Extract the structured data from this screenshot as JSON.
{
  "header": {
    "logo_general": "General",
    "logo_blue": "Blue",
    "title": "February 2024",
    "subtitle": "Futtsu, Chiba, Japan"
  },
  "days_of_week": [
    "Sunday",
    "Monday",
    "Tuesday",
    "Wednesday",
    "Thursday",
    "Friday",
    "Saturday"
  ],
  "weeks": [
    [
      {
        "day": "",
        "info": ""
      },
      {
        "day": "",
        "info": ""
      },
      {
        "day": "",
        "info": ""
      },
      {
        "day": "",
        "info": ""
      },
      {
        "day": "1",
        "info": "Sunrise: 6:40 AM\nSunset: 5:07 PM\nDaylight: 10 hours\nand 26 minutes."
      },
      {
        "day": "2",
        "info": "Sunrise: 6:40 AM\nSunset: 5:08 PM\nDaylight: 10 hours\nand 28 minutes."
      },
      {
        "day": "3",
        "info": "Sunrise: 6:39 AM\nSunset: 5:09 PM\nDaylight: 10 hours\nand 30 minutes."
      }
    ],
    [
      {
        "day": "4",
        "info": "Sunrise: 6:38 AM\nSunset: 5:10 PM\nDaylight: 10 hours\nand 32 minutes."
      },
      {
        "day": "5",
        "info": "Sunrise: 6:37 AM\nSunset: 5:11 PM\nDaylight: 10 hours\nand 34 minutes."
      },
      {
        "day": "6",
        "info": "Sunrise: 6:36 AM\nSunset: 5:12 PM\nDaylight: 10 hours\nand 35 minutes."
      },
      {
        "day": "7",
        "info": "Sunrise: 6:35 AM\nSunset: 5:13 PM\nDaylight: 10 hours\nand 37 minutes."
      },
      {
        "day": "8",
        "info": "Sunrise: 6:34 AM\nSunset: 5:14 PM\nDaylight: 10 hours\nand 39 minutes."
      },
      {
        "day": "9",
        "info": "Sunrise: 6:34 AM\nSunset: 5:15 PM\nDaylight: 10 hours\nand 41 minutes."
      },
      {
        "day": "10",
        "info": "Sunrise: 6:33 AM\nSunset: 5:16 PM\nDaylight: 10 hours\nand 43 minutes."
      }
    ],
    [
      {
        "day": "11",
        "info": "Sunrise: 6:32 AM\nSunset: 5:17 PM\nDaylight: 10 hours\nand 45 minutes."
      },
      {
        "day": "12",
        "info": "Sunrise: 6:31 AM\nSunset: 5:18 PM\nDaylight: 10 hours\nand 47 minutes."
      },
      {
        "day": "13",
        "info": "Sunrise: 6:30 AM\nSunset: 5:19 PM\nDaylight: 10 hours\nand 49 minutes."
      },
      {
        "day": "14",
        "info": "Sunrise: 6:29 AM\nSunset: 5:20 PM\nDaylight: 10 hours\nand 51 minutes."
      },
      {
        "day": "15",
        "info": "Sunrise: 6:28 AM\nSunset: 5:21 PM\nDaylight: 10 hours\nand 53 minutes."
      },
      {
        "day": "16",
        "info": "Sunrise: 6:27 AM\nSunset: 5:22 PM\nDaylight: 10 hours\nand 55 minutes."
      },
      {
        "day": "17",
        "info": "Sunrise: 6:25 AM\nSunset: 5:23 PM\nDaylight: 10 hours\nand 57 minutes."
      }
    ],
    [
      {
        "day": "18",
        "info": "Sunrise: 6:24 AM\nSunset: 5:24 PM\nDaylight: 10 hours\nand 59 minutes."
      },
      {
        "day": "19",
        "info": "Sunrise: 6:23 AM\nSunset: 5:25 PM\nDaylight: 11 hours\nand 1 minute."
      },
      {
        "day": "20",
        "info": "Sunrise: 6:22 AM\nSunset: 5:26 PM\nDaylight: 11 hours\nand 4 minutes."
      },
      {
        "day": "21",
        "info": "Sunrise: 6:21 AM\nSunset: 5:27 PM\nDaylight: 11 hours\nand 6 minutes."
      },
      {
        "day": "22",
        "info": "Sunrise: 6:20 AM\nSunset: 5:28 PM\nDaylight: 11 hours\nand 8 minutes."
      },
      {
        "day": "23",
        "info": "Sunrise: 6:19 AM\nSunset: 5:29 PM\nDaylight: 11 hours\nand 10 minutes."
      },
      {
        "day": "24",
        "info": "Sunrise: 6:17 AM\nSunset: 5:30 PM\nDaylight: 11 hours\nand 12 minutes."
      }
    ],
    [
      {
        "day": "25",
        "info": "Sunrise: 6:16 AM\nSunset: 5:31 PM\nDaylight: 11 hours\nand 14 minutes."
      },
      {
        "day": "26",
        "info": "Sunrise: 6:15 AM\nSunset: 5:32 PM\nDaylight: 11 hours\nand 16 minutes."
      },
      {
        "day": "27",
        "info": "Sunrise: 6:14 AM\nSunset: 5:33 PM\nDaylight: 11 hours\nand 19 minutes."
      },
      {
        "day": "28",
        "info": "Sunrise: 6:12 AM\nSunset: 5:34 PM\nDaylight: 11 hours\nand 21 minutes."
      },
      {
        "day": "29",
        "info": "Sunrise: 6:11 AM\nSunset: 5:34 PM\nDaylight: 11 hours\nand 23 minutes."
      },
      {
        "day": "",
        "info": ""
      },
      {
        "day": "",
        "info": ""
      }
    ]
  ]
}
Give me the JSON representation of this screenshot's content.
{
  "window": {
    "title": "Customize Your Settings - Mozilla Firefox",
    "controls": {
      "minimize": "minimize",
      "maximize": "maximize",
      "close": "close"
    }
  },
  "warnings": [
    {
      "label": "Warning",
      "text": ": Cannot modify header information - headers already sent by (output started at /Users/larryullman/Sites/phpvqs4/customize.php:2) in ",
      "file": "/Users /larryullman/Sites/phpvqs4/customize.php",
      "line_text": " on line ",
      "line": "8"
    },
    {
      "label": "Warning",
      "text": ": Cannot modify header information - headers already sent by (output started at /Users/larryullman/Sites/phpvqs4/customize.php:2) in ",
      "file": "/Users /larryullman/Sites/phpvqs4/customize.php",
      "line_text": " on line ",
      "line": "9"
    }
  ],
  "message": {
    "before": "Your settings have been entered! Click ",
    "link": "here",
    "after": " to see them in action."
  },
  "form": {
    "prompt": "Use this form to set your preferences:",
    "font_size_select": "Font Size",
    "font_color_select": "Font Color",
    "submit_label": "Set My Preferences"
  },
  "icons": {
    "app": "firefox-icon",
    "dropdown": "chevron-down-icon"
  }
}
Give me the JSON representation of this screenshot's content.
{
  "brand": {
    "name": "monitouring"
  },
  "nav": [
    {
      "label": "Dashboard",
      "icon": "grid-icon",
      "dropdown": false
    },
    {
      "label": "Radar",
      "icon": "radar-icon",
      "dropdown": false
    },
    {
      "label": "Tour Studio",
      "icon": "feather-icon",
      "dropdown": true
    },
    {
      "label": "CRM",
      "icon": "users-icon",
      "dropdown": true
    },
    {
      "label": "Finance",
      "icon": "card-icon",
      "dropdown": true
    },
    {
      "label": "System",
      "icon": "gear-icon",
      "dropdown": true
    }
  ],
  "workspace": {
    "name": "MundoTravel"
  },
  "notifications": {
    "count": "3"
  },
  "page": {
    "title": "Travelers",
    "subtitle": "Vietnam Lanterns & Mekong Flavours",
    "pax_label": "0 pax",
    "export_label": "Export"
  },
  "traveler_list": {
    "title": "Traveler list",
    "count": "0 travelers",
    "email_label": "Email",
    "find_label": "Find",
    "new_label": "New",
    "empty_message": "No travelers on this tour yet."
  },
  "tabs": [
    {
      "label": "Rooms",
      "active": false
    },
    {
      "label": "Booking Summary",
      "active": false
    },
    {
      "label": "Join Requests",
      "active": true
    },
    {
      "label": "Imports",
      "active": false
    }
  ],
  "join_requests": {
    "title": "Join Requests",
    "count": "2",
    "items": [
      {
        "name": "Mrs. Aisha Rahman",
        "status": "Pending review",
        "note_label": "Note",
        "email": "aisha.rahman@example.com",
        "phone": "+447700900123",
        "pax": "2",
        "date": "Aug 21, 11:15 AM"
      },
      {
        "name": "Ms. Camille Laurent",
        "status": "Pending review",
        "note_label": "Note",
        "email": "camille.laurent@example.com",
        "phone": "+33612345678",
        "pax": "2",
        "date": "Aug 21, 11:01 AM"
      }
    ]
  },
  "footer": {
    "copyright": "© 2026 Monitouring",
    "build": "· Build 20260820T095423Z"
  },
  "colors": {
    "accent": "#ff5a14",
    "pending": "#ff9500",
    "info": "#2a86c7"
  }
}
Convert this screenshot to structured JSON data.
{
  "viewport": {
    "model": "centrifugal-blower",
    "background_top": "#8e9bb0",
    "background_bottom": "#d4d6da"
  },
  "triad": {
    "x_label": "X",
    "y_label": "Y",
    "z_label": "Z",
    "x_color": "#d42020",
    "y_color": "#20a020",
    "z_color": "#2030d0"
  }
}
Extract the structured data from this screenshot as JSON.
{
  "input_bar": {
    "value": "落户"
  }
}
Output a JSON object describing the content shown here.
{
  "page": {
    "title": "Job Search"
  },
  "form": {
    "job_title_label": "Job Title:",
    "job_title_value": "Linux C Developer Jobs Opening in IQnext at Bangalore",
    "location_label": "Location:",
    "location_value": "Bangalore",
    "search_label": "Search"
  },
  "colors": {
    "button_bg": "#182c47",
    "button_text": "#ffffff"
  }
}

════

WRITTEN REQUEST → Copy out every line holding the string "phone".

WRITTEN ANSWER →
        "phone": "+447700900123",
        "phone": "+33612345678",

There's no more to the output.